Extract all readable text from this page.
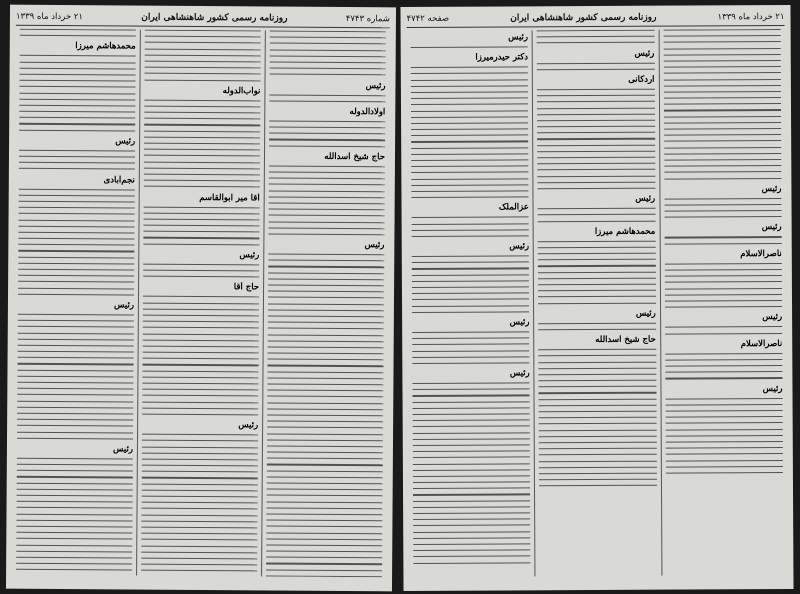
شماره ۴۷۴۳
روزنامه رسمی کشور شاهنشاهی ایران
۲۱ خرداد ماه ۱۳۳۹
رئیس
اولادالدوله
حاج شیخ اسدالله
رئیس
نواب‌الدوله
آقا میر ابوالقاسم
رئیس
حاج آقا
رئیس
محمدهاشم میرزا
رئیس
نجم‌آبادی
رئیس
رئیس
۲۱ خرداد ماه ۱۳۳۹
روزنامه رسمی کشور شاهنشاهی ایران
صفحه ۴۷۴۲
رئیس
رئیس
ناصرالاسلام
رئیس
ناصرالاسلام
رئیس
رئیس
اردکانی
رئیس
محمدهاشم میرزا
رئیس
حاج شیخ اسدالله
رئیس
دکتر حیدرمیرزا
عزالملک
رئیس
رئیس
رئیس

▶ _WHAT YOU WILL DO_:
Retype all the records shown above, character for character. Omit every picture.

▶ _RESPONSE_:
Extract all readable text from this page.
شماره ۴۷۴۳
روزنامه رسمی کشور شاهنشاهی ایران
۲۱ خرداد ماه ۱۳۳۹
رئیس
اولادالدوله
حاج شیخ اسدالله
رئیس
نواب‌الدوله
آقا میر ابوالقاسم
رئیس
حاج آقا
رئیس
محمدهاشم میرزا
رئیس
نجم‌آبادی
رئیس
رئیس
۲۱ خرداد ماه ۱۳۳۹
روزنامه رسمی کشور شاهنشاهی ایران
صفحه ۴۷۴۲
رئیس
رئیس
ناصرالاسلام
رئیس
ناصرالاسلام
رئیس
رئیس
اردکانی
رئیس
محمدهاشم میرزا
رئیس
حاج شیخ اسدالله
رئیس
دکتر حیدرمیرزا
عزالملک
رئیس
رئیس
رئیس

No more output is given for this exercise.